##### Extracted data #####

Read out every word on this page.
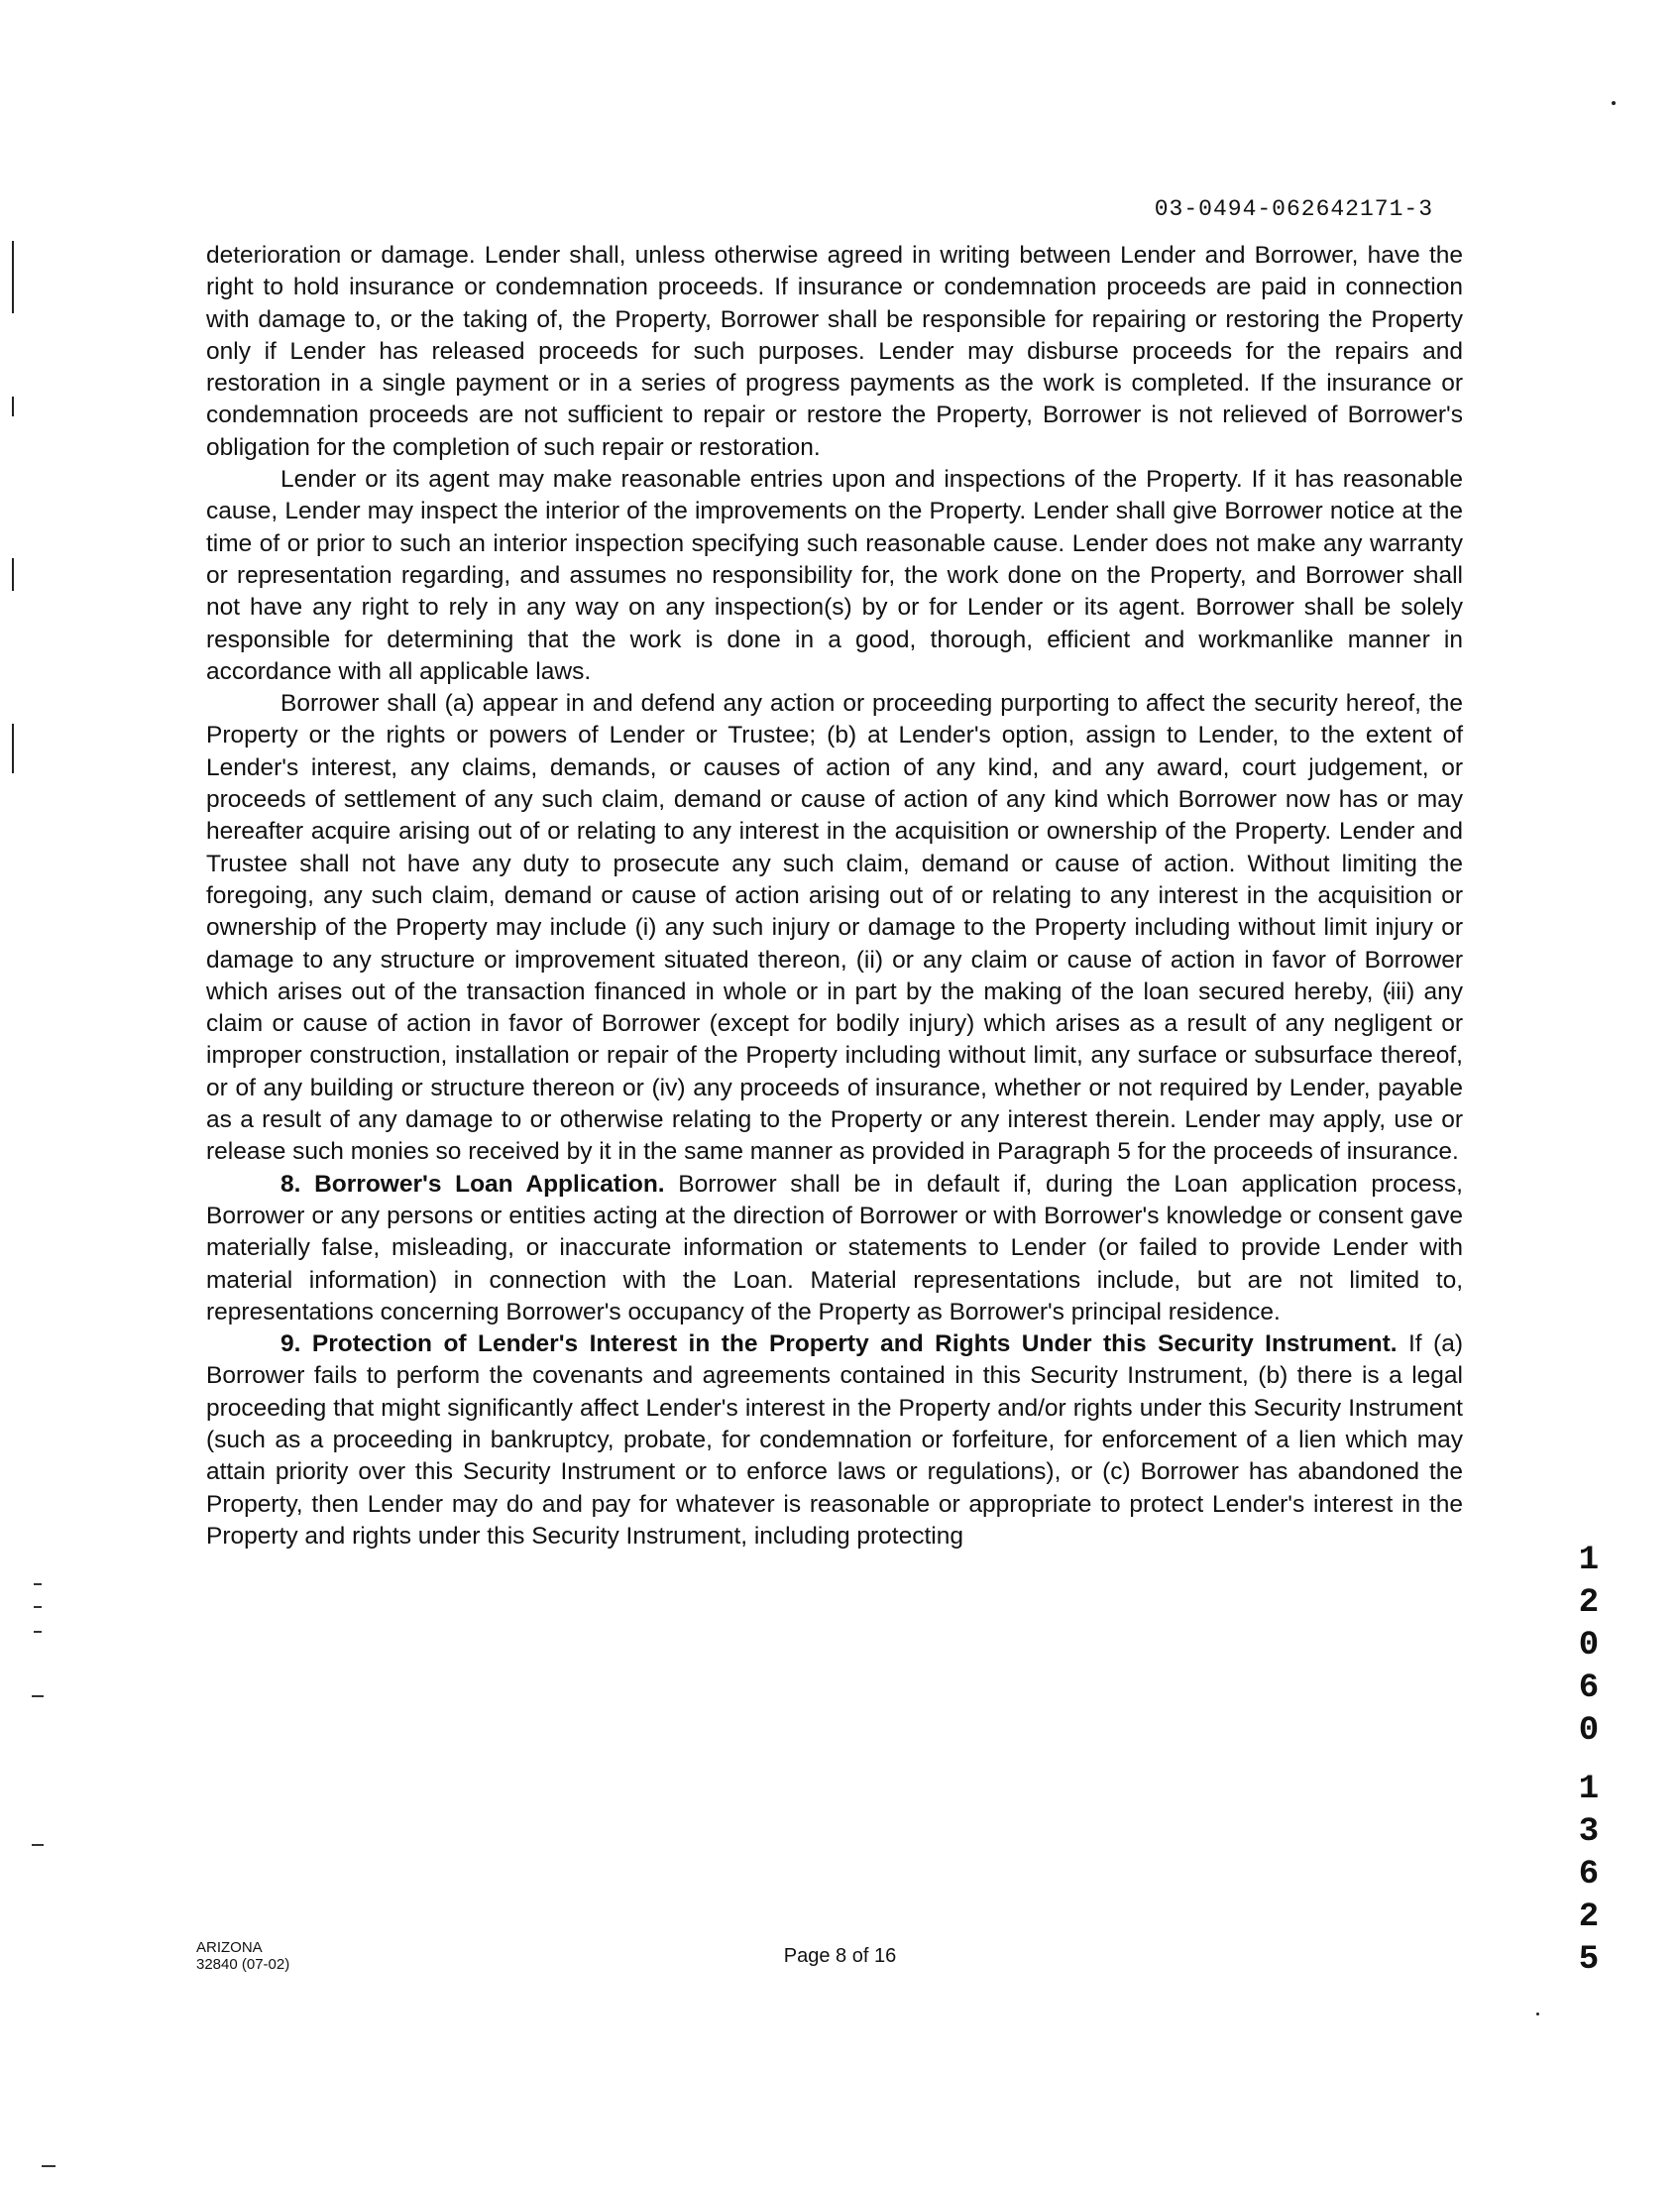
03-0494-062642171-3

deterioration or damage. Lender shall, unless otherwise agreed in writing between Lender and Borrower, have the right to hold insurance or condemnation proceeds. If insurance or condemnation proceeds are paid in connection with damage to, or the taking of, the Property, Borrower shall be responsible for repairing or restoring the Property only if Lender has released proceeds for such purposes. Lender may disburse proceeds for the repairs and restoration in a single payment or in a series of progress payments as the work is completed. If the insurance or condemnation proceeds are not sufficient to repair or restore the Property, Borrower is not relieved of Borrower's obligation for the completion of such repair or restoration.

Lender or its agent may make reasonable entries upon and inspections of the Property. If it has reasonable cause, Lender may inspect the interior of the improvements on the Property. Lender shall give Borrower notice at the time of or prior to such an interior inspection specifying such reasonable cause. Lender does not make any warranty or representation regarding, and assumes no responsibility for, the work done on the Property, and Borrower shall not have any right to rely in any way on any inspection(s) by or for Lender or its agent. Borrower shall be solely responsible for determining that the work is done in a good, thorough, efficient and workmanlike manner in accordance with all applicable laws.

Borrower shall (a) appear in and defend any action or proceeding purporting to affect the security hereof, the Property or the rights or powers of Lender or Trustee; (b) at Lender's option, assign to Lender, to the extent of Lender's interest, any claims, demands, or causes of action of any kind, and any award, court judgement, or proceeds of settlement of any such claim, demand or cause of action of any kind which Borrower now has or may hereafter acquire arising out of or relating to any interest in the acquisition or ownership of the Property. Lender and Trustee shall not have any duty to prosecute any such claim, demand or cause of action. Without limiting the foregoing, any such claim, demand or cause of action arising out of or relating to any interest in the acquisition or ownership of the Property may include (i) any such injury or damage to the Property including without limit injury or damage to any structure or improvement situated thereon, (ii) or any claim or cause of action in favor of Borrower which arises out of the transaction financed in whole or in part by the making of the loan secured hereby, (iii) any claim or cause of action in favor of Borrower (except for bodily injury) which arises as a result of any negligent or improper construction, installation or repair of the Property including without limit, any surface or subsurface thereof, or of any building or structure thereon or (iv) any proceeds of insurance, whether or not required by Lender, payable as a result of any damage to or otherwise relating to the Property or any interest therein. Lender may apply, use or release such monies so received by it in the same manner as provided in Paragraph 5 for the proceeds of insurance.

8. Borrower's Loan Application. Borrower shall be in default if, during the Loan application process, Borrower or any persons or entities acting at the direction of Borrower or with Borrower's knowledge or consent gave materially false, misleading, or inaccurate information or statements to Lender (or failed to provide Lender with material information) in connection with the Loan. Material representations include, but are not limited to, representations concerning Borrower's occupancy of the Property as Borrower's principal residence.

9. Protection of Lender's Interest in the Property and Rights Under this Security Instrument. If (a) Borrower fails to perform the covenants and agreements contained in this Security Instrument, (b) there is a legal proceeding that might significantly affect Lender's interest in the Property and/or rights under this Security Instrument (such as a proceeding in bankruptcy, probate, for condemnation or forfeiture, for enforcement of a lien which may attain priority over this Security Instrument or to enforce laws or regulations), or (c) Borrower has abandoned the Property, then Lender may do and pay for whatever is reasonable or appropriate to protect Lender's interest in the Property and rights under this Security Instrument, including protecting

ARIZONA
32840 (07-02)	Page 8 of 16
1
2
0
6
0
1
3
6
2
5
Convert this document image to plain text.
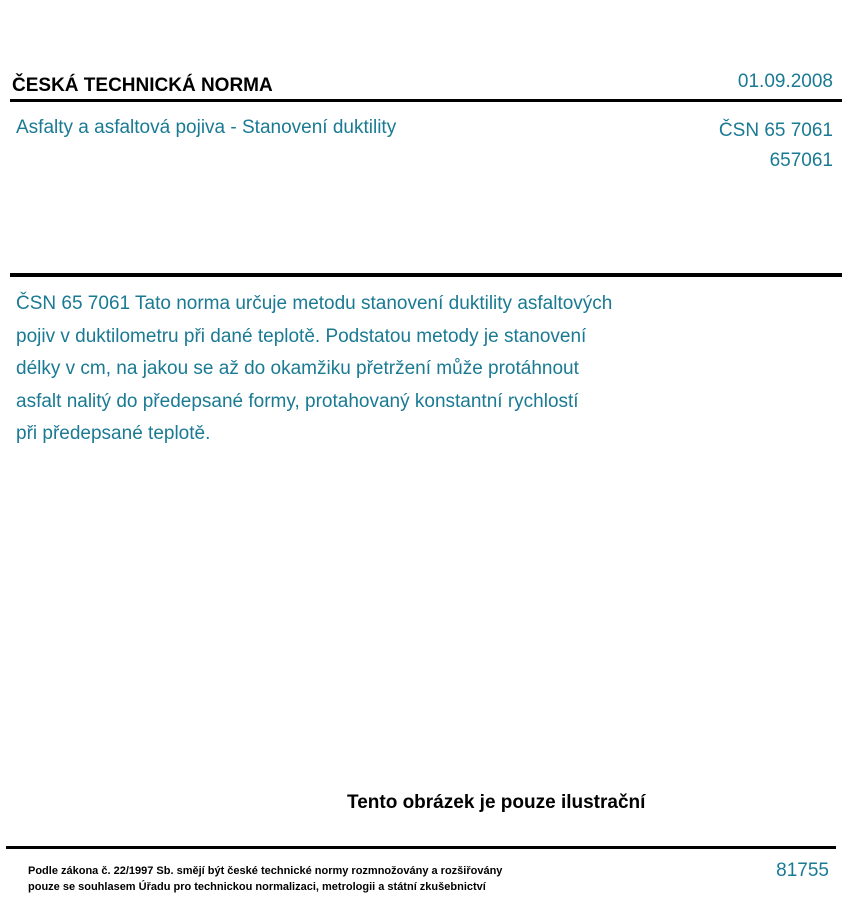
ČESKÁ TECHNICKÁ NORMA	01.09.2008
Asfalty a asfaltová pojiva - Stanovení duktility	ČSN 65 7061
657061
ČSN 65 7061 Tato norma určuje metodu stanovení duktility asfaltových
pojiv v duktilometru při dané teplotě. Podstatou metody je stanovení
délky v cm, na jakou se až do okamžiku přetržení může protáhnout
asfalt nalitý do předepsané formy, protahovaný konstantní rychlostí
při předepsané teplotě.
Tento obrázek je pouze ilustrační
Podle zákona č. 22/1997 Sb. smějí být české technické normy rozmnožovány a rozšiřovány
pouze se souhlasem Úřadu pro technickou normalizaci, metrologii a státní zkušebnictví
81755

#####

* _Work instructions_: The material above holds pictures; copy everything else in it exactly.

* _Result of the task_:
Read out every word on this page.
03-0494-062642171-3

deterioration or damage. Lender shall, unless otherwise agreed in writing between Lender and Borrower, have the right to hold insurance or condemnation proceeds. If insurance or condemnation proceeds are paid in connection with damage to, or the taking of, the Property, Borrower shall be responsible for repairing or restoring the Property only if Lender has released proceeds for such purposes. Lender may disburse proceeds for the repairs and restoration in a single payment or in a series of progress payments as the work is completed. If the insurance or condemnation proceeds are not sufficient to repair or restore the Property, Borrower is not relieved of Borrower's obligation for the completion of such repair or restoration.

Lender or its agent may make reasonable entries upon and inspections of the Property. If it has reasonable cause, Lender may inspect the interior of the improvements on the Property. Lender shall give Borrower notice at the time of or prior to such an interior inspection specifying such reasonable cause. Lender does not make any warranty or representation regarding, and assumes no responsibility for, the work done on the Property, and Borrower shall not have any right to rely in any way on any inspection(s) by or for Lender or its agent. Borrower shall be solely responsible for determining that the work is done in a good, thorough, efficient and workmanlike manner in accordance with all applicable laws.

Borrower shall (a) appear in and defend any action or proceeding purporting to affect the security hereof, the Property or the rights or powers of Lender or Trustee; (b) at Lender's option, assign to Lender, to the extent of Lender's interest, any claims, demands, or causes of action of any kind, and any award, court judgement, or proceeds of settlement of any such claim, demand or cause of action of any kind which Borrower now has or may hereafter acquire arising out of or relating to any interest in the acquisition or ownership of the Property. Lender and Trustee shall not have any duty to prosecute any such claim, demand or cause of action. Without limiting the foregoing, any such claim, demand or cause of action arising out of or relating to any interest in the acquisition or ownership of the Property may include (i) any such injury or damage to the Property including without limit injury or damage to any structure or improvement situated thereon, (ii) or any claim or cause of action in favor of Borrower which arises out of the transaction financed in whole or in part by the making of the loan secured hereby, (iii) any claim or cause of action in favor of Borrower (except for bodily injury) which arises as a result of any negligent or improper construction, installation or repair of the Property including without limit, any surface or subsurface thereof, or of any building or structure thereon or (iv) any proceeds of insurance, whether or not required by Lender, payable as a result of any damage to or otherwise relating to the Property or any interest therein. Lender may apply, use or release such monies so received by it in the same manner as provided in Paragraph 5 for the proceeds of insurance.

8. Borrower's Loan Application. Borrower shall be in default if, during the Loan application process, Borrower or any persons or entities acting at the direction of Borrower or with Borrower's knowledge or consent gave materially false, misleading, or inaccurate information or statements to Lender (or failed to provide Lender with material information) in connection with the Loan. Material representations include, but are not limited to, representations concerning Borrower's occupancy of the Property as Borrower's principal residence.

9. Protection of Lender's Interest in the Property and Rights Under this Security Instrument. If (a) Borrower fails to perform the covenants and agreements contained in this Security Instrument, (b) there is a legal proceeding that might significantly affect Lender's interest in the Property and/or rights under this Security Instrument (such as a proceeding in bankruptcy, probate, for condemnation or forfeiture, for enforcement of a lien which may attain priority over this Security Instrument or to enforce laws or regulations), or (c) Borrower has abandoned the Property, then Lender may do and pay for whatever is reasonable or appropriate to protect Lender's interest in the Property and rights under this Security Instrument, including protecting

ARIZONA
32840 (07-02)	Page 8 of 16
1
2
0
6
0
1
3
6
2
5
Convert this document image to plain text.
ČESKÁ TECHNICKÁ NORMA	01.09.2008
Asfalty a asfaltová pojiva - Stanovení duktility	ČSN 65 7061
657061
ČSN 65 7061 Tato norma určuje metodu stanovení duktility asfaltových
pojiv v duktilometru při dané teplotě. Podstatou metody je stanovení
délky v cm, na jakou se až do okamžiku přetržení může protáhnout
asfalt nalitý do předepsané formy, protahovaný konstantní rychlostí
při předepsané teplotě.
Tento obrázek je pouze ilustrační
Podle zákona č. 22/1997 Sb. smějí být české technické normy rozmnožovány a rozšiřovány
pouze se souhlasem Úřadu pro technickou normalizaci, metrologii a státní zkušebnictví
81755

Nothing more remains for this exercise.